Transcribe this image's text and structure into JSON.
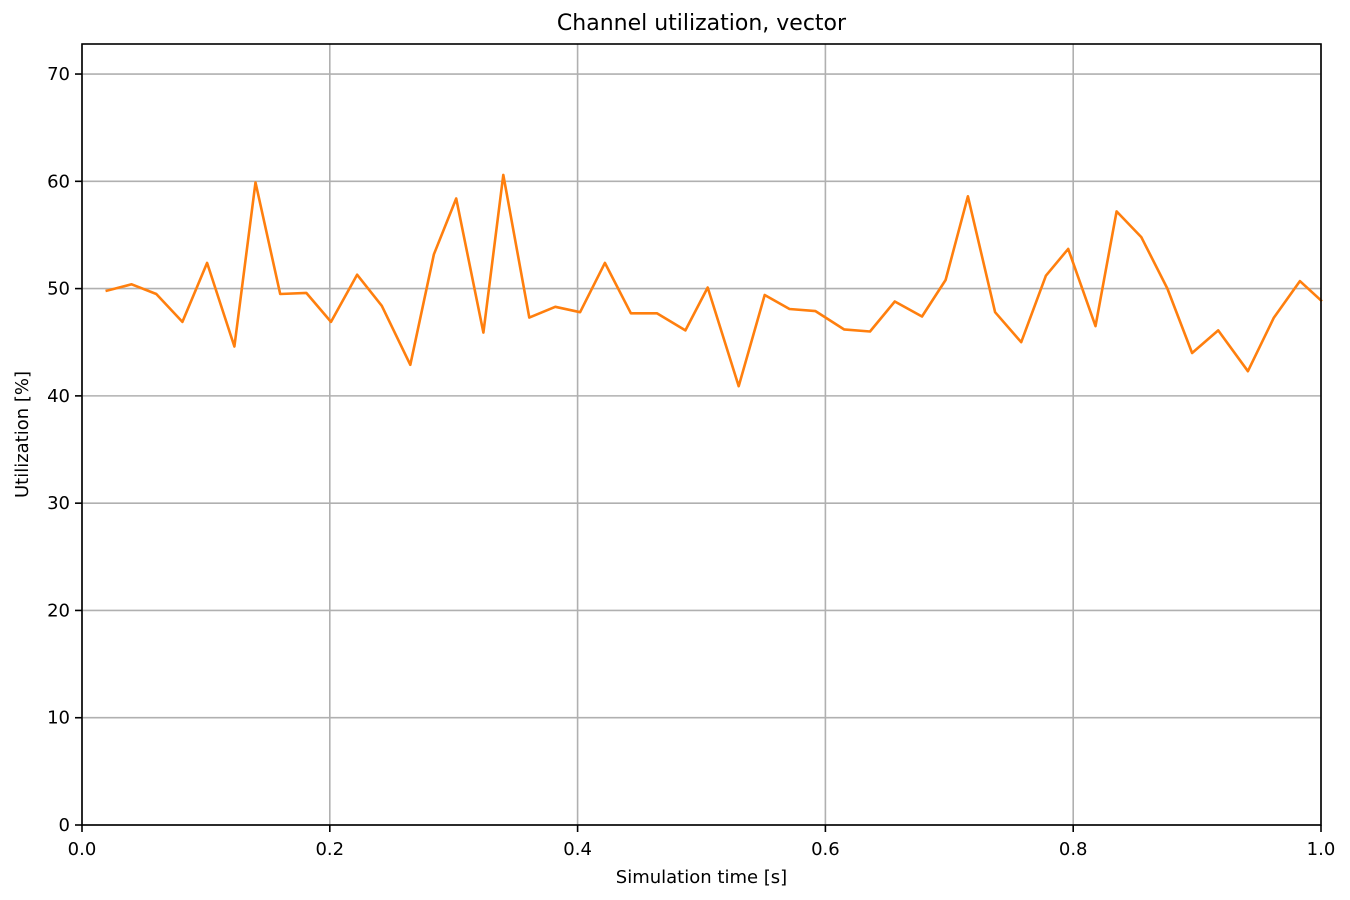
{
  "chart_data": {
    "type": "line",
    "title": "Channel utilization, vector",
    "xlabel": "Simulation time [s]",
    "ylabel": "Utilization [%]",
    "xlim": [
      0.0,
      1.0
    ],
    "ylim": [
      0,
      72.8
    ],
    "xticks": [
      "0.0",
      "0.2",
      "0.4",
      "0.6",
      "0.8",
      "1.0"
    ],
    "yticks": [
      "0",
      "10",
      "20",
      "30",
      "40",
      "50",
      "60",
      "70"
    ],
    "grid": true,
    "series_color": "#ff7f0e",
    "x": [
      0.02,
      0.04,
      0.06,
      0.081,
      0.101,
      0.123,
      0.14,
      0.16,
      0.181,
      0.201,
      0.222,
      0.242,
      0.265,
      0.284,
      0.302,
      0.324,
      0.34,
      0.361,
      0.382,
      0.402,
      0.422,
      0.443,
      0.464,
      0.487,
      0.505,
      0.53,
      0.551,
      0.571,
      0.592,
      0.615,
      0.636,
      0.656,
      0.678,
      0.697,
      0.715,
      0.737,
      0.758,
      0.778,
      0.796,
      0.818,
      0.835,
      0.855,
      0.876,
      0.896,
      0.917,
      0.941,
      0.962,
      0.983,
      1.0
    ],
    "y": [
      49.8,
      50.4,
      49.5,
      46.9,
      52.4,
      44.6,
      59.9,
      49.5,
      49.6,
      46.9,
      51.3,
      48.4,
      42.9,
      53.2,
      58.4,
      45.9,
      60.6,
      47.3,
      48.3,
      47.8,
      52.4,
      47.7,
      47.7,
      46.1,
      50.1,
      40.9,
      49.4,
      48.1,
      47.9,
      46.2,
      46.0,
      48.8,
      47.4,
      50.8,
      58.6,
      47.8,
      45.0,
      51.2,
      53.7,
      46.5,
      57.2,
      54.8,
      50.0,
      44.0,
      46.1,
      42.3,
      47.3,
      50.7,
      48.9
    ]
  }
}
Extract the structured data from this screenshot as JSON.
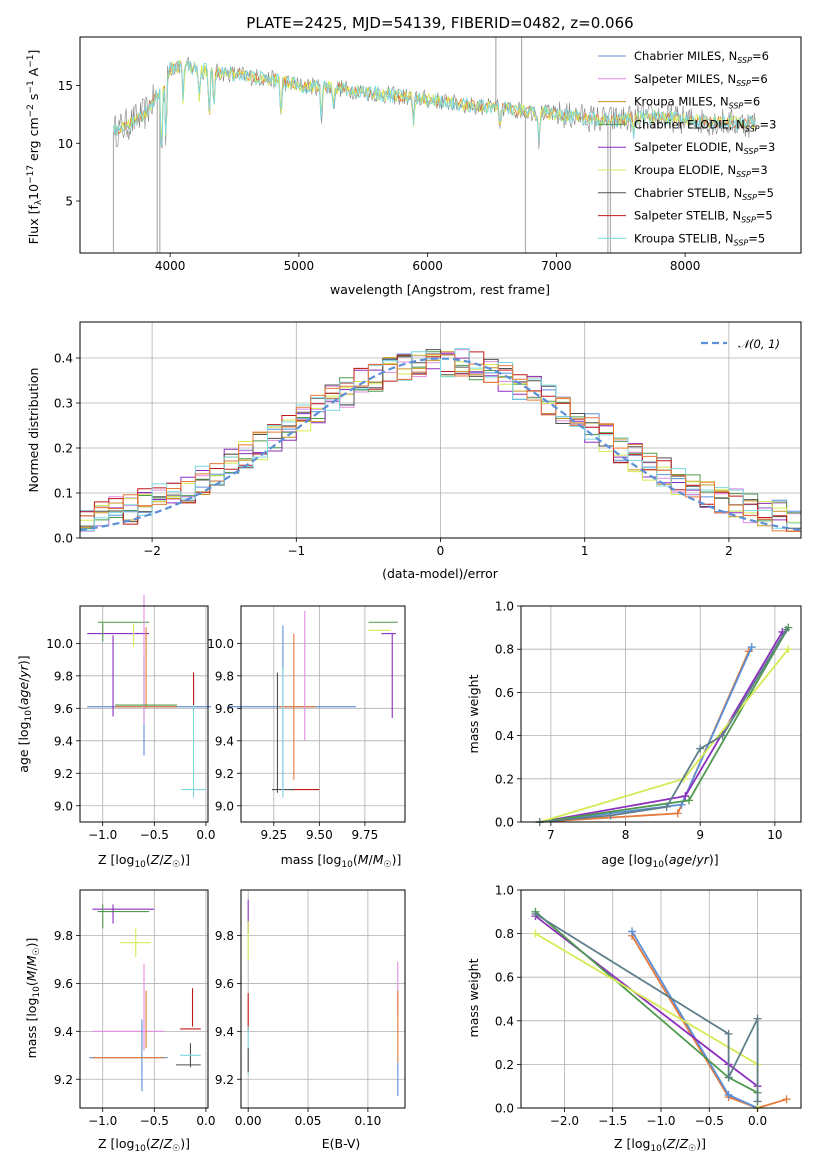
{
  "figure_title": "PLATE=2425, MJD=54139, FIBERID=0482, z=0.066",
  "colors": {
    "Chabrier MILES": "#5b8fd8",
    "Salpeter MILES": "#e08de0",
    "Kroupa MILES": "#c8961e",
    "Chabrier ELODIE": "#4f9a4f",
    "Salpeter ELODIE": "#8e2fbf",
    "Kroupa ELODIE": "#d6ea54",
    "Chabrier STELIB": "#505050",
    "Salpeter STELIB": "#c01818",
    "Kroupa STELIB": "#7cd7df",
    "orange": "#e67a3a",
    "gray": "#9a9a9a",
    "gauss": "#5b8fd8"
  },
  "chart_data": [
    {
      "type": "line",
      "title": "PLATE=2425, MJD=54139, FIBERID=0482, z=0.066",
      "xlabel": "wavelength [Angstrom, rest frame]",
      "ylabel": "Flux [f_λ 10^-17 erg cm^-2 s^-1 A^-1]",
      "xlim": [
        3300,
        8900
      ],
      "ylim": [
        0.5,
        19.2
      ],
      "xticks": [
        "4000",
        "5000",
        "6000",
        "7000",
        "8000"
      ],
      "yticks": [
        "5",
        "10",
        "15"
      ],
      "grid": false,
      "legend_position": "right",
      "legend": [
        {
          "name": "Chabrier MILES",
          "nssp": "6"
        },
        {
          "name": "Salpeter MILES",
          "nssp": "6"
        },
        {
          "name": "Kroupa MILES",
          "nssp": "6"
        },
        {
          "name": "Chabrier ELODIE",
          "nssp": "3"
        },
        {
          "name": "Salpeter ELODIE",
          "nssp": "3"
        },
        {
          "name": "Kroupa ELODIE",
          "nssp": "3"
        },
        {
          "name": "Chabrier STELIB",
          "nssp": "5"
        },
        {
          "name": "Salpeter STELIB",
          "nssp": "5"
        },
        {
          "name": "Kroupa STELIB",
          "nssp": "5"
        }
      ],
      "spectrum_shape": {
        "x": [
          3560,
          3650,
          3800,
          3950,
          4000,
          4100,
          4300,
          4500,
          4800,
          5000,
          5300,
          5600,
          6000,
          6300,
          6600,
          7000,
          7400,
          7800,
          8000,
          8500
        ],
        "y": [
          11.0,
          11.5,
          12.5,
          15.0,
          16.5,
          16.8,
          16.2,
          16.0,
          15.5,
          15.0,
          14.8,
          14.3,
          13.8,
          13.3,
          13.0,
          12.5,
          12.0,
          12.3,
          12.0,
          11.7
        ]
      }
    },
    {
      "type": "line",
      "xlabel": "(data-model)/error",
      "ylabel": "Normed distribution",
      "xlim": [
        -2.5,
        2.5
      ],
      "ylim": [
        0,
        0.48
      ],
      "xticks": [
        "−2",
        "−1",
        "0",
        "1",
        "2"
      ],
      "yticks": [
        "0.0",
        "0.1",
        "0.2",
        "0.3",
        "0.4"
      ],
      "grid": true,
      "legend_position": "top-right",
      "legend": [
        {
          "name": "𝒩(0, 1)"
        }
      ]
    },
    {
      "type": "scatter",
      "xlabel": "Z [log10(Z/Z☉)]",
      "ylabel": "age  [log10(age/yr)]",
      "xlim": [
        -1.22,
        0.02
      ],
      "ylim": [
        8.9,
        10.23
      ],
      "xticks": [
        "−1.0",
        "−0.5",
        "0.0"
      ],
      "yticks": [
        "9.0",
        "9.2",
        "9.4",
        "9.6",
        "9.8",
        "10.0"
      ],
      "grid": true
    },
    {
      "type": "scatter",
      "xlabel": "mass [log10(M/M☉)]",
      "ylabel": "",
      "xlim": [
        9.07,
        9.97
      ],
      "ylim": [
        8.9,
        10.23
      ],
      "xticks": [
        "9.25",
        "9.50",
        "9.75"
      ],
      "yticks": [
        "9.0",
        "9.2",
        "9.4",
        "9.6",
        "9.8",
        "10.0"
      ],
      "grid": true
    },
    {
      "type": "line",
      "xlabel": "age  [log10(age/yr)]",
      "ylabel": "mass weight",
      "xlim": [
        6.6,
        10.35
      ],
      "ylim": [
        0,
        1
      ],
      "xticks": [
        "7",
        "8",
        "9",
        "10"
      ],
      "yticks": [
        "0.0",
        "0.2",
        "0.4",
        "0.6",
        "0.8",
        "1.0"
      ],
      "grid": true,
      "series": [
        {
          "color": "#e67a3a",
          "x": [
            6.85,
            8.7,
            9.65
          ],
          "y": [
            0.0,
            0.04,
            0.79
          ]
        },
        {
          "color": "#5b8fd8",
          "x": [
            6.85,
            8.75,
            9.69
          ],
          "y": [
            0.0,
            0.08,
            0.81
          ]
        },
        {
          "color": "#8e2fbf",
          "x": [
            6.85,
            8.8,
            10.1
          ],
          "y": [
            0.0,
            0.12,
            0.88
          ]
        },
        {
          "color": "#4f9a4f",
          "x": [
            6.85,
            8.85,
            10.18
          ],
          "y": [
            0.0,
            0.1,
            0.9
          ]
        },
        {
          "color": "#d6ea54",
          "x": [
            6.85,
            8.78,
            10.18
          ],
          "y": [
            0.0,
            0.2,
            0.8
          ]
        },
        {
          "color": "#5e7f8a",
          "x": [
            6.85,
            7.8,
            8.55,
            9.0,
            9.3,
            10.15
          ],
          "y": [
            0.0,
            0.03,
            0.07,
            0.34,
            0.4,
            0.89
          ]
        }
      ]
    },
    {
      "type": "scatter",
      "xlabel": "Z [log10(Z/Z☉)]",
      "ylabel": "mass [log10(M/M☉)]",
      "xlim": [
        -1.22,
        0.02
      ],
      "ylim": [
        9.08,
        9.99
      ],
      "xticks": [
        "−1.0",
        "−0.5",
        "0.0"
      ],
      "yticks": [
        "9.2",
        "9.4",
        "9.6",
        "9.8"
      ],
      "grid": true
    },
    {
      "type": "scatter",
      "xlabel": "E(B-V)",
      "ylabel": "",
      "xlim": [
        -0.006,
        0.131
      ],
      "ylim": [
        9.08,
        9.99
      ],
      "xticks": [
        "0.00",
        "0.05",
        "0.10"
      ],
      "yticks": [
        "9.2",
        "9.4",
        "9.6",
        "9.8"
      ],
      "grid": true
    },
    {
      "type": "line",
      "xlabel": "Z [log10(Z/Z☉)]",
      "ylabel": "mass weight",
      "xlim": [
        -2.45,
        0.45
      ],
      "ylim": [
        0,
        1
      ],
      "xticks": [
        "−2.0",
        "−1.5",
        "−1.0",
        "−0.5",
        "0.0"
      ],
      "yticks": [
        "0.0",
        "0.2",
        "0.4",
        "0.6",
        "0.8",
        "1.0"
      ],
      "grid": true,
      "series": [
        {
          "color": "#e67a3a",
          "x": [
            -1.3,
            -0.3,
            0.0,
            0.3
          ],
          "y": [
            0.79,
            0.05,
            0.0,
            0.04
          ]
        },
        {
          "color": "#5b8fd8",
          "x": [
            -1.3,
            -0.3,
            0.0
          ],
          "y": [
            0.81,
            0.06,
            0.0
          ]
        },
        {
          "color": "#8e2fbf",
          "x": [
            -2.3,
            -0.3,
            0.0
          ],
          "y": [
            0.88,
            0.2,
            0.1
          ]
        },
        {
          "color": "#4f9a4f",
          "x": [
            -2.3,
            -0.3,
            0.0
          ],
          "y": [
            0.9,
            0.14,
            0.07
          ]
        },
        {
          "color": "#d6ea54",
          "x": [
            -2.3,
            0.0,
            0.0
          ],
          "y": [
            0.8,
            0.2,
            0.0
          ]
        },
        {
          "color": "#5e7f8a",
          "x": [
            -2.3,
            -0.3,
            -0.3,
            0.0,
            0.0
          ],
          "y": [
            0.89,
            0.34,
            0.14,
            0.41,
            0.03
          ]
        }
      ]
    }
  ]
}
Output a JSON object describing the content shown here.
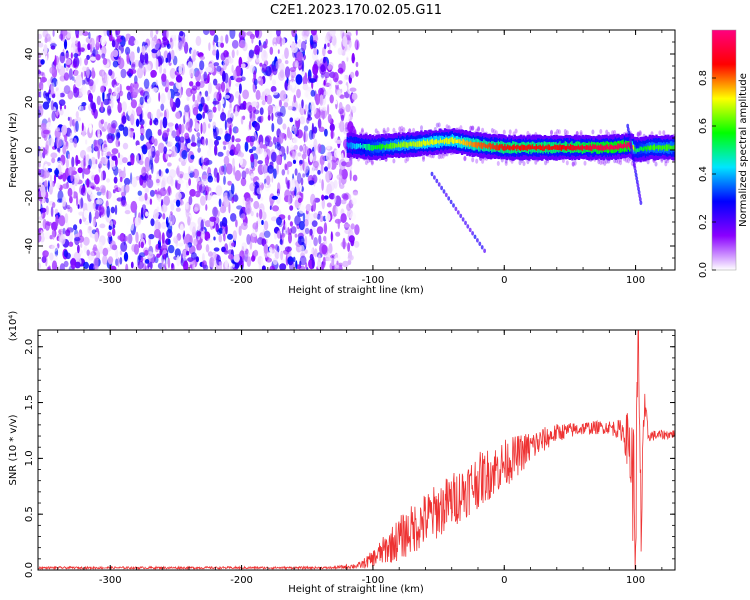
.....
▸ Work instructions
Select every line in the records above that contains the word "Kroupa".

▸ Response below
    "Kroupa MILES": "#c8961e",
    "Kroupa ELODIE": "#d6ea54",
    "Kroupa STELIB": "#7cd7df",
          "name": "Kroupa MILES",
          "name": "Kroupa ELODIE",
          "name": "Kroupa STELIB",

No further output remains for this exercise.